Stored data entries
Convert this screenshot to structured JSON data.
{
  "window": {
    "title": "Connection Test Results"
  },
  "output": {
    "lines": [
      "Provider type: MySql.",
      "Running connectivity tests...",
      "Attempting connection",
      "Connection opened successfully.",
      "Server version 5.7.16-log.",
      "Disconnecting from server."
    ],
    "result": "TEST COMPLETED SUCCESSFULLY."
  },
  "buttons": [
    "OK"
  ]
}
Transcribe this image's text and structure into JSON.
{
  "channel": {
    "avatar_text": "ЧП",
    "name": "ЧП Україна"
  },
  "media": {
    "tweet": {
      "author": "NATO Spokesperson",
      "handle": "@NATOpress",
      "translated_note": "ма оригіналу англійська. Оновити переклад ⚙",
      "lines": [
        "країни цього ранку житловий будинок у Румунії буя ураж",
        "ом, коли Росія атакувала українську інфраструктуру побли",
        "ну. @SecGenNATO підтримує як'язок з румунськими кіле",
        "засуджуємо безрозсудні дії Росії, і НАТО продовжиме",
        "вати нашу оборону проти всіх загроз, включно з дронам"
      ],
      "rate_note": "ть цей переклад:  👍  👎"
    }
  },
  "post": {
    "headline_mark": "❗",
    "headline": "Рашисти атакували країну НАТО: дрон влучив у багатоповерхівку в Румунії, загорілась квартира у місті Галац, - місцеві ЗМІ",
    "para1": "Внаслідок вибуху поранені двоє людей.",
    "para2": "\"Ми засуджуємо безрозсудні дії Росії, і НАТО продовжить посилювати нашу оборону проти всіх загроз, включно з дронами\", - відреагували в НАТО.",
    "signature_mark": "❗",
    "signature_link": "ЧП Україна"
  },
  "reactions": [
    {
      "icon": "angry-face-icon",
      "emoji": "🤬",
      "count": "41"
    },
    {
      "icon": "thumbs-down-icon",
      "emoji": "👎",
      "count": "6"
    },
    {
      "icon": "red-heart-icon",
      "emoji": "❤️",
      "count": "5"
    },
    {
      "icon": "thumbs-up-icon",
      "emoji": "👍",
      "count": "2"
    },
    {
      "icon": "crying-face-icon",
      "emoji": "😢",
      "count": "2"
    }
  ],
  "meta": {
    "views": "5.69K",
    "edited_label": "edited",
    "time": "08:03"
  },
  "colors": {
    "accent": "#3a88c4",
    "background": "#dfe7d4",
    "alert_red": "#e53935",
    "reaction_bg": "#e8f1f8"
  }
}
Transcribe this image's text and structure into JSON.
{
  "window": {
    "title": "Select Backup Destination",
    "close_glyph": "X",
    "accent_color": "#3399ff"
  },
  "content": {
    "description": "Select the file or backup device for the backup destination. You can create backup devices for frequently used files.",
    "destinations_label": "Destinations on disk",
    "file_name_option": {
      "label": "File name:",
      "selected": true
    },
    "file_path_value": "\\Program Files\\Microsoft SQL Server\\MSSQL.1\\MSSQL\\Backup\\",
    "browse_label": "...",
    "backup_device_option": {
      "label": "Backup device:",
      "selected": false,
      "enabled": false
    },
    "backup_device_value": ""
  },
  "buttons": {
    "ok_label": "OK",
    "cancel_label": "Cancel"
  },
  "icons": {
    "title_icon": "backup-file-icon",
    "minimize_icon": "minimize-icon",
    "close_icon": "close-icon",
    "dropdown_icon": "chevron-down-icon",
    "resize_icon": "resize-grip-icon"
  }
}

EXERCISE BRIEF
Quote each line above in full, word for word.

TASK RESPONSE
Convert this screenshot to structured JSON data.
{
  "window": {
    "title": "Connection Test Results"
  },
  "output": {
    "lines": [
      "Provider type: MySql.",
      "Running connectivity tests...",
      "Attempting connection",
      "Connection opened successfully.",
      "Server version 5.7.16-log.",
      "Disconnecting from server."
    ],
    "result": "TEST COMPLETED SUCCESSFULLY."
  },
  "buttons": [
    "OK"
  ]
}
Transcribe this image's text and structure into JSON.
{
  "channel": {
    "avatar_text": "ЧП",
    "name": "ЧП Україна"
  },
  "media": {
    "tweet": {
      "author": "NATO Spokesperson",
      "handle": "@NATOpress",
      "translated_note": "ма оригіналу англійська. Оновити переклад ⚙",
      "lines": [
        "країни цього ранку житловий будинок у Румунії буя ураж",
        "ом, коли Росія атакувала українську інфраструктуру побли",
        "ну. @SecGenNATO підтримує як'язок з румунськими кіле",
        "засуджуємо безрозсудні дії Росії, і НАТО продовжиме",
        "вати нашу оборону проти всіх загроз, включно з дронам"
      ],
      "rate_note": "ть цей переклад:  👍  👎"
    }
  },
  "post": {
    "headline_mark": "❗",
    "headline": "Рашисти атакували країну НАТО: дрон влучив у багатоповерхівку в Румунії, загорілась квартира у місті Галац, - місцеві ЗМІ",
    "para1": "Внаслідок вибуху поранені двоє людей.",
    "para2": "\"Ми засуджуємо безрозсудні дії Росії, і НАТО продовжить посилювати нашу оборону проти всіх загроз, включно з дронами\", - відреагували в НАТО.",
    "signature_mark": "❗",
    "signature_link": "ЧП Україна"
  },
  "reactions": [
    {
      "icon": "angry-face-icon",
      "emoji": "🤬",
      "count": "41"
    },
    {
      "icon": "thumbs-down-icon",
      "emoji": "👎",
      "count": "6"
    },
    {
      "icon": "red-heart-icon",
      "emoji": "❤️",
      "count": "5"
    },
    {
      "icon": "thumbs-up-icon",
      "emoji": "👍",
      "count": "2"
    },
    {
      "icon": "crying-face-icon",
      "emoji": "😢",
      "count": "2"
    }
  ],
  "meta": {
    "views": "5.69K",
    "edited_label": "edited",
    "time": "08:03"
  },
  "colors": {
    "accent": "#3a88c4",
    "background": "#dfe7d4",
    "alert_red": "#e53935",
    "reaction_bg": "#e8f1f8"
  }
}
Transcribe this image's text and structure into JSON.
{
  "window": {
    "title": "Select Backup Destination",
    "close_glyph": "X",
    "accent_color": "#3399ff"
  },
  "content": {
    "description": "Select the file or backup device for the backup destination. You can create backup devices for frequently used files.",
    "destinations_label": "Destinations on disk",
    "file_name_option": {
      "label": "File name:",
      "selected": true
    },
    "file_path_value": "\\Program Files\\Microsoft SQL Server\\MSSQL.1\\MSSQL\\Backup\\",
    "browse_label": "...",
    "backup_device_option": {
      "label": "Backup device:",
      "selected": false,
      "enabled": false
    },
    "backup_device_value": ""
  },
  "buttons": {
    "ok_label": "OK",
    "cancel_label": "Cancel"
  },
  "icons": {
    "title_icon": "backup-file-icon",
    "minimize_icon": "minimize-icon",
    "close_icon": "close-icon",
    "dropdown_icon": "chevron-down-icon",
    "resize_icon": "resize-grip-icon"
  }
}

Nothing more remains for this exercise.